Job – In the listing below, pick out lines with "鸽子肉等".

━━━ Entries shown

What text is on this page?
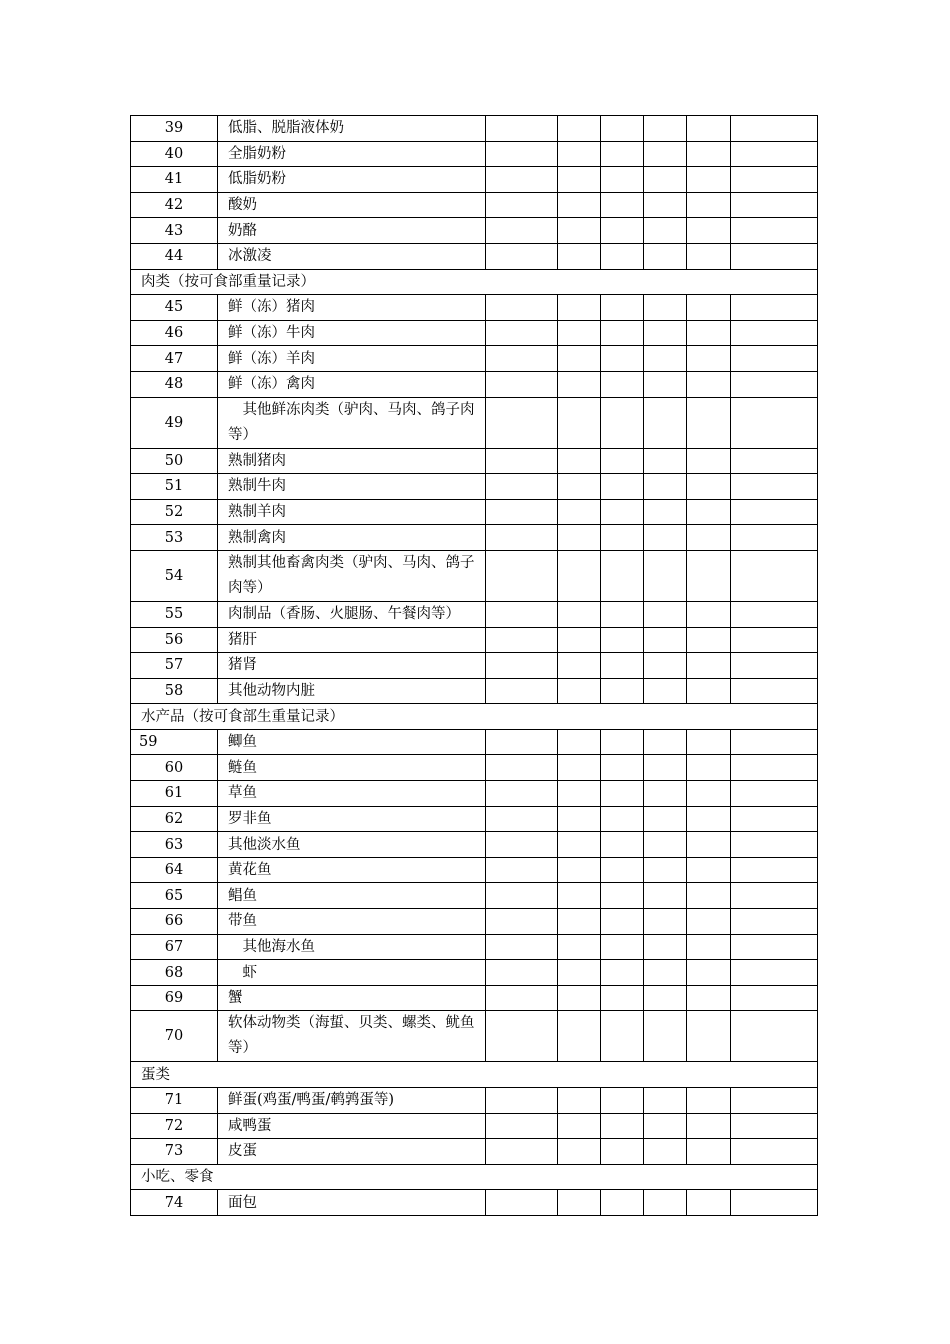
39	低脂、脱脂液体奶						
40	全脂奶粉						
41	低脂奶粉						
42	酸奶						
43	奶酪						
44	冰激凌						
肉类（按可食部重量记录）							
45	鲜（冻）猪肉						
46	鲜（冻）牛肉						
47	鲜（冻）羊肉						
48	鲜（冻）禽肉						
49	　其他鲜冻肉类（驴肉、马肉、鸽子肉等）						
50	熟制猪肉						
51	熟制牛肉						
52	熟制羊肉						
53	熟制禽肉						
54	熟制其他畜禽肉类（驴肉、马肉、鸽子肉等）						
55	肉制品（香肠、火腿肠、午餐肉等）						
56	猪肝						
57	猪肾						
58	其他动物内脏						
水产品（按可食部生重量记录）							
59	鲫鱼						
60	鲢鱼						
61	草鱼						
62	罗非鱼						
63	其他淡水鱼						
64	黄花鱼						
65	鲳鱼						
66	带鱼						
67	　其他海水鱼						
68	　虾						
69	蟹						
70	软体动物类（海蜇、贝类、螺类、鱿鱼等）						
蛋类							
71	鲜蛋(鸡蛋/鸭蛋/鹌鹑蛋等)						
72	咸鸭蛋						
73	皮蛋						
小吃、零食							
74	面包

━━━━━━

Full response –
49	　其他鲜冻肉类（驴肉、马肉、鸽子肉等）						
54	熟制其他畜禽肉类（驴肉、马肉、鸽子肉等）						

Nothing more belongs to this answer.